### WHAT THE TASK ASKS:
Identify all lines of the data containing the string "高频重点复习提升训练" and copy them.

## BEGIN

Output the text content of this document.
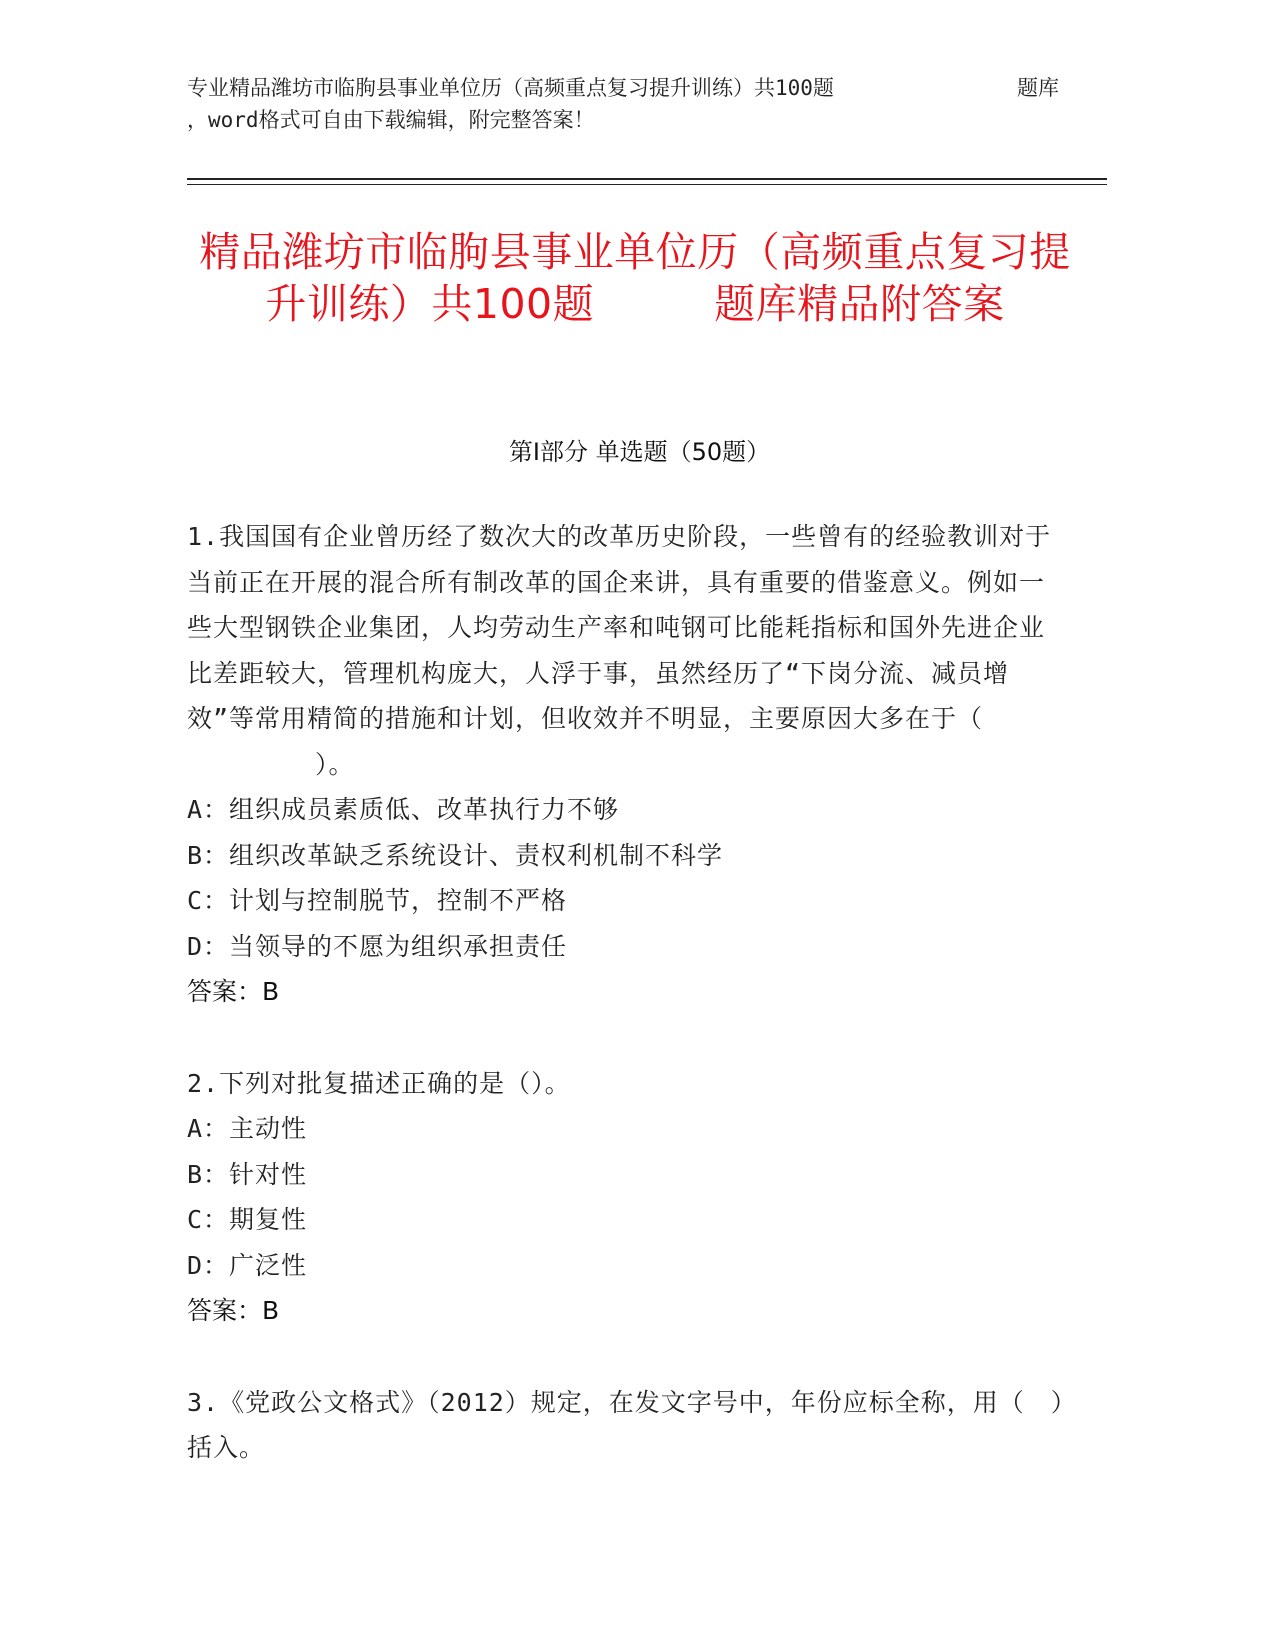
专业精品潍坊市临朐县事业单位历（高频重点复习提升训练）共100题	题库
，word格式可自由下载编辑，附完整答案！
精品潍坊市临朐县事业单位历（高频重点复习提升训练）共100题	题库精品附答案
第Ⅰ部分 单选题（50题）

1.我国国有企业曾历经了数次大的改革历史阶段，一些曾有的经验教训对于当前正在开展的混合所有制改革的国企来讲，具有重要的借鉴意义。例如一些大型钢铁企业集团，人均劳动生产率和吨钢可比能耗指标和国外先进企业比差距较大，管理机构庞大，人浮于事，虽然经历了“下岗分流、减员增效”等常用精简的措施和计划，但收效并不明显，主要原因大多在于（）。

A：组织成员素质低、改革执行力不够

B：组织改革缺乏系统设计、责权利机制不科学

C：计划与控制脱节，控制不严格

D：当领导的不愿为组织承担责任

答案：B

2.下列对批复描述正确的是（）。

A：主动性

B：针对性

C：期复性

D：广泛性

答案：B

3.《党政公文格式》（2012）规定，在发文字号中，年份应标全称，用（　）括入。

## END

### RESULT:
专业精品潍坊市临朐县事业单位历（高频重点复习提升训练）共100题	题库
精品潍坊市临朐县事业单位历（高频重点复习提升训练）共100题	题库精品附答案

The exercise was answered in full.